EXERCISE DIRECTIONS
Which lines contain the word "娄底职业技术学院"? Return each of them as written.

== == ==

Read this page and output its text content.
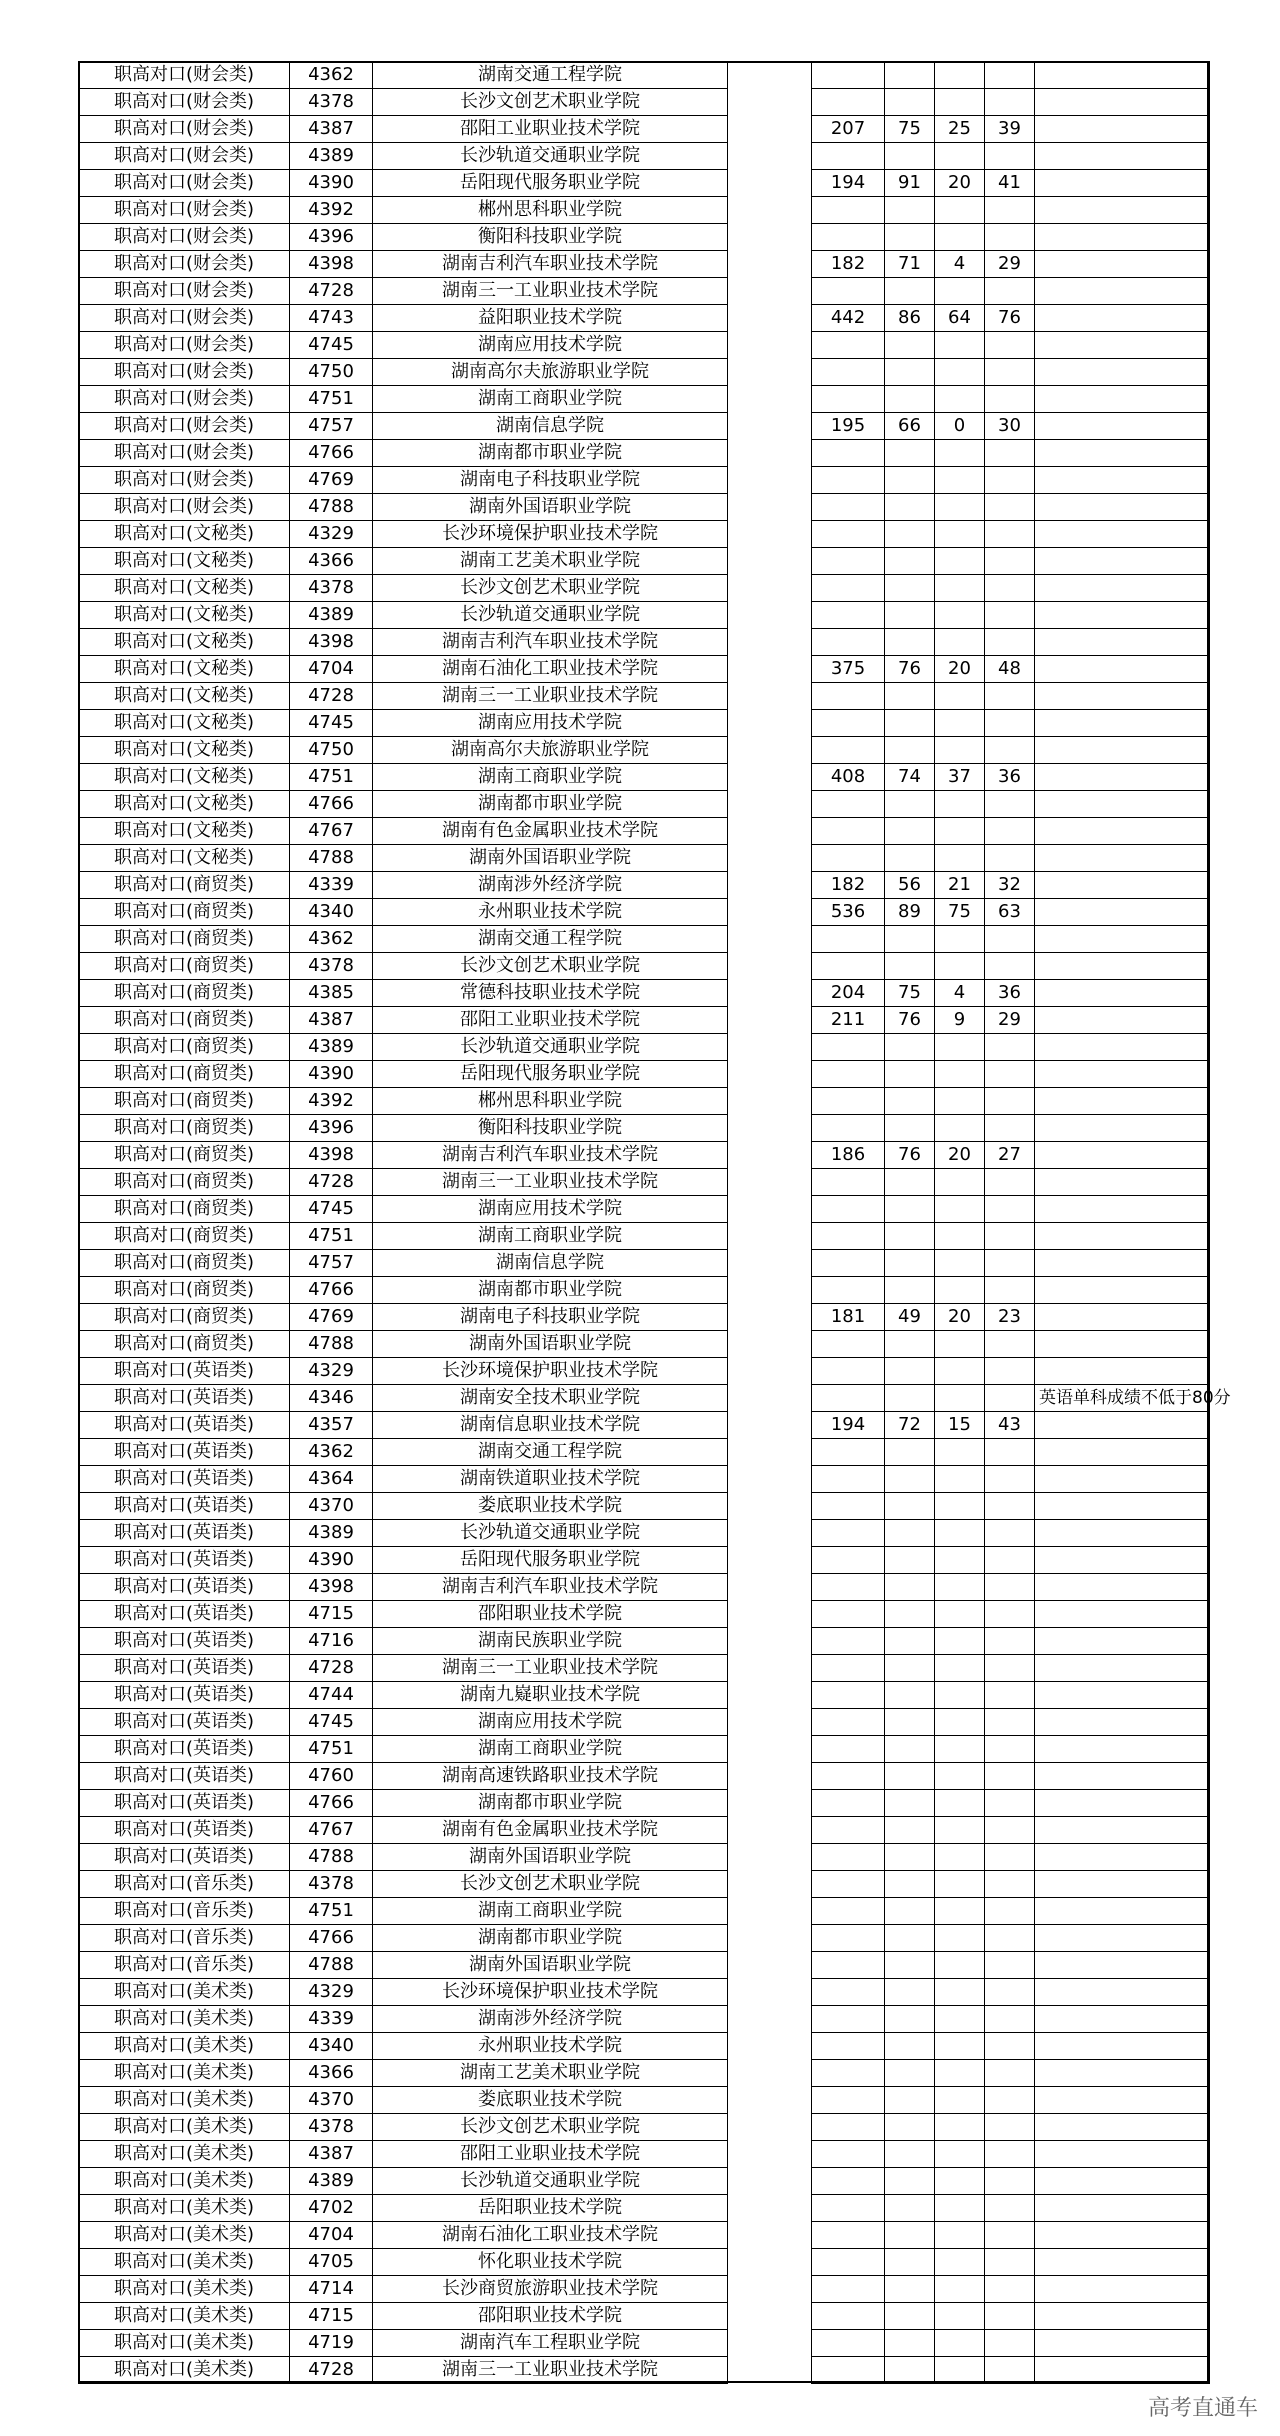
职高对口(财会类)	4362	湖南交通工程学院						
职高对口(财会类)	4378	长沙文创艺术职业学院						
职高对口(财会类)	4387	邵阳工业职业技术学院		207	75	25	39	
职高对口(财会类)	4389	长沙轨道交通职业学院						
职高对口(财会类)	4390	岳阳现代服务职业学院		194	91	20	41	
职高对口(财会类)	4392	郴州思科职业学院						
职高对口(财会类)	4396	衡阳科技职业学院						
职高对口(财会类)	4398	湖南吉利汽车职业技术学院		182	71	4	29	
职高对口(财会类)	4728	湖南三一工业职业技术学院						
职高对口(财会类)	4743	益阳职业技术学院		442	86	64	76	
职高对口(财会类)	4745	湖南应用技术学院						
职高对口(财会类)	4750	湖南高尔夫旅游职业学院						
职高对口(财会类)	4751	湖南工商职业学院						
职高对口(财会类)	4757	湖南信息学院		195	66	0	30	
职高对口(财会类)	4766	湖南都市职业学院						
职高对口(财会类)	4769	湖南电子科技职业学院						
职高对口(财会类)	4788	湖南外国语职业学院						
职高对口(文秘类)	4329	长沙环境保护职业技术学院						
职高对口(文秘类)	4366	湖南工艺美术职业学院						
职高对口(文秘类)	4378	长沙文创艺术职业学院						
职高对口(文秘类)	4389	长沙轨道交通职业学院						
职高对口(文秘类)	4398	湖南吉利汽车职业技术学院						
职高对口(文秘类)	4704	湖南石油化工职业技术学院		375	76	20	48	
职高对口(文秘类)	4728	湖南三一工业职业技术学院						
职高对口(文秘类)	4745	湖南应用技术学院						
职高对口(文秘类)	4750	湖南高尔夫旅游职业学院						
职高对口(文秘类)	4751	湖南工商职业学院		408	74	37	36	
职高对口(文秘类)	4766	湖南都市职业学院						
职高对口(文秘类)	4767	湖南有色金属职业技术学院						
职高对口(文秘类)	4788	湖南外国语职业学院						
职高对口(商贸类)	4339	湖南涉外经济学院		182	56	21	32	
职高对口(商贸类)	4340	永州职业技术学院		536	89	75	63	
职高对口(商贸类)	4362	湖南交通工程学院						
职高对口(商贸类)	4378	长沙文创艺术职业学院						
职高对口(商贸类)	4385	常德科技职业技术学院		204	75	4	36	
职高对口(商贸类)	4387	邵阳工业职业技术学院		211	76	9	29	
职高对口(商贸类)	4389	长沙轨道交通职业学院						
职高对口(商贸类)	4390	岳阳现代服务职业学院						
职高对口(商贸类)	4392	郴州思科职业学院						
职高对口(商贸类)	4396	衡阳科技职业学院						
职高对口(商贸类)	4398	湖南吉利汽车职业技术学院		186	76	20	27	
职高对口(商贸类)	4728	湖南三一工业职业技术学院						
职高对口(商贸类)	4745	湖南应用技术学院						
职高对口(商贸类)	4751	湖南工商职业学院						
职高对口(商贸类)	4757	湖南信息学院						
职高对口(商贸类)	4766	湖南都市职业学院						
职高对口(商贸类)	4769	湖南电子科技职业学院		181	49	20	23	
职高对口(商贸类)	4788	湖南外国语职业学院						
职高对口(英语类)	4329	长沙环境保护职业技术学院						
职高对口(英语类)	4346	湖南安全技术职业学院						英语单科成绩不低于80分
职高对口(英语类)	4357	湖南信息职业技术学院		194	72	15	43	
职高对口(英语类)	4362	湖南交通工程学院						
职高对口(英语类)	4364	湖南铁道职业技术学院						
职高对口(英语类)	4370	娄底职业技术学院						
职高对口(英语类)	4389	长沙轨道交通职业学院						
职高对口(英语类)	4390	岳阳现代服务职业学院						
职高对口(英语类)	4398	湖南吉利汽车职业技术学院						
职高对口(英语类)	4715	邵阳职业技术学院						
职高对口(英语类)	4716	湖南民族职业学院						
职高对口(英语类)	4728	湖南三一工业职业技术学院						
职高对口(英语类)	4744	湖南九嶷职业技术学院						
职高对口(英语类)	4745	湖南应用技术学院						
职高对口(英语类)	4751	湖南工商职业学院						
职高对口(英语类)	4760	湖南高速铁路职业技术学院						
职高对口(英语类)	4766	湖南都市职业学院						
职高对口(英语类)	4767	湖南有色金属职业技术学院						
职高对口(英语类)	4788	湖南外国语职业学院						
职高对口(音乐类)	4378	长沙文创艺术职业学院						
职高对口(音乐类)	4751	湖南工商职业学院						
职高对口(音乐类)	4766	湖南都市职业学院						
职高对口(音乐类)	4788	湖南外国语职业学院						
职高对口(美术类)	4329	长沙环境保护职业技术学院						
职高对口(美术类)	4339	湖南涉外经济学院						
职高对口(美术类)	4340	永州职业技术学院						
职高对口(美术类)	4366	湖南工艺美术职业学院						
职高对口(美术类)	4370	娄底职业技术学院						
职高对口(美术类)	4378	长沙文创艺术职业学院						
职高对口(美术类)	4387	邵阳工业职业技术学院						
职高对口(美术类)	4389	长沙轨道交通职业学院						
职高对口(美术类)	4702	岳阳职业技术学院						
职高对口(美术类)	4704	湖南石油化工职业技术学院						
职高对口(美术类)	4705	怀化职业技术学院						
职高对口(美术类)	4714	长沙商贸旅游职业技术学院						
职高对口(美术类)	4715	邵阳职业技术学院						
职高对口(美术类)	4719	湖南汽车工程职业学院						
职高对口(美术类)	4728	湖南三一工业职业技术学院						
高考直通车
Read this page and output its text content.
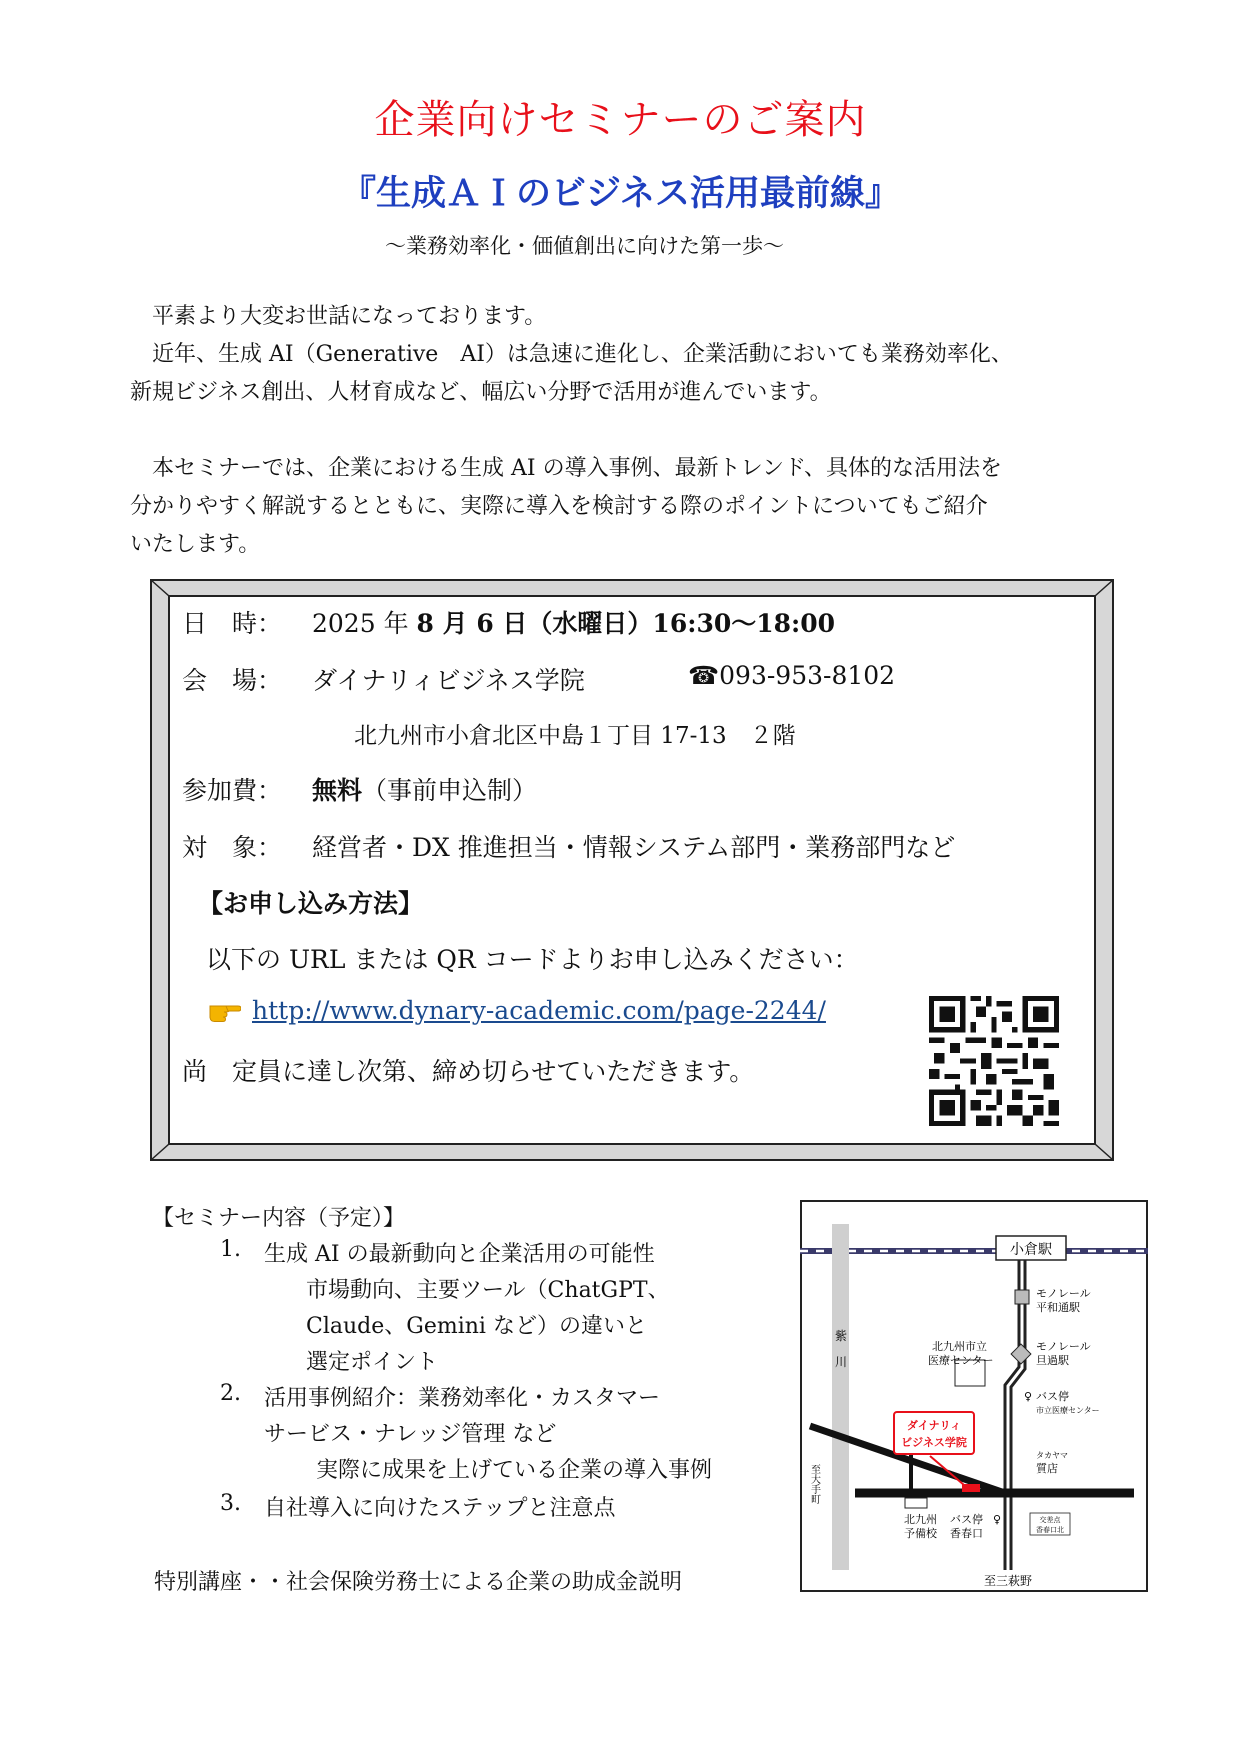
企業向けセミナーのご案内
『生成ＡＩのビジネス活用最前線』
～業務効率化・価値創出に向けた第一歩～

　平素より大変お世話になっております。

　近年、生成 AI（Generative　AI）は急速に進化し、企業活動においても業務効率化、

新規ビジネス創出、人材育成など、幅広い分野で活用が進んでいます。

　本セミナーでは、企業における生成 AI の導入事例、最新トレンド、具体的な活用法を

分かりやすく解説するとともに、実際に導入を検討する際のポイントについてもご紹介

いたします。

日　時： 2025 年 8 月 6 日（水曜日）16:30～18:00
会　場： ダイナリィビジネス学院	☎093-953-8102
北九州市小倉北区中島１丁目 17-13　２階
参加費： 無料（事前申込制）
対　象： 経営者・DX 推進担当・情報システム部門・業務部門など
【お申し込み方法】
以下の URL または QR コードよりお申し込みください：
http://www.dynary-academic.com/page-2244/
尚　定員に達し次第、締め切らせていただきます。
【セミナー内容（予定）】
1. 生成 AI の最新動向と企業活用の可能性
市場動向、主要ツール（ChatGPT、
Claude、Gemini など）の違いと
選定ポイント
2. 活用事例紹介：業務効率化・カスタマー
サービス・ナレッジ管理 など
実際に成果を上げている企業の導入事例
3. 自社導入に向けたステップと注意点
特別講座・・社会保険労務士による企業の助成金説明
小倉駅
モノレール
平和通駅
モノレール
旦過駅
北九州市立
医療センター
♀ バス停
市立医療センター
紫
川
ダイナリィ
ビジネス学院
タカヤマ
質店
至大手町
北九州
予備校
バス停
香春口
♀	交差点
香春口北
至三萩野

== == ==

OUTPUT BELOW
职高对口(英语类)	4370	娄底职业技术学院						
职高对口(美术类)	4370	娄底职业技术学院						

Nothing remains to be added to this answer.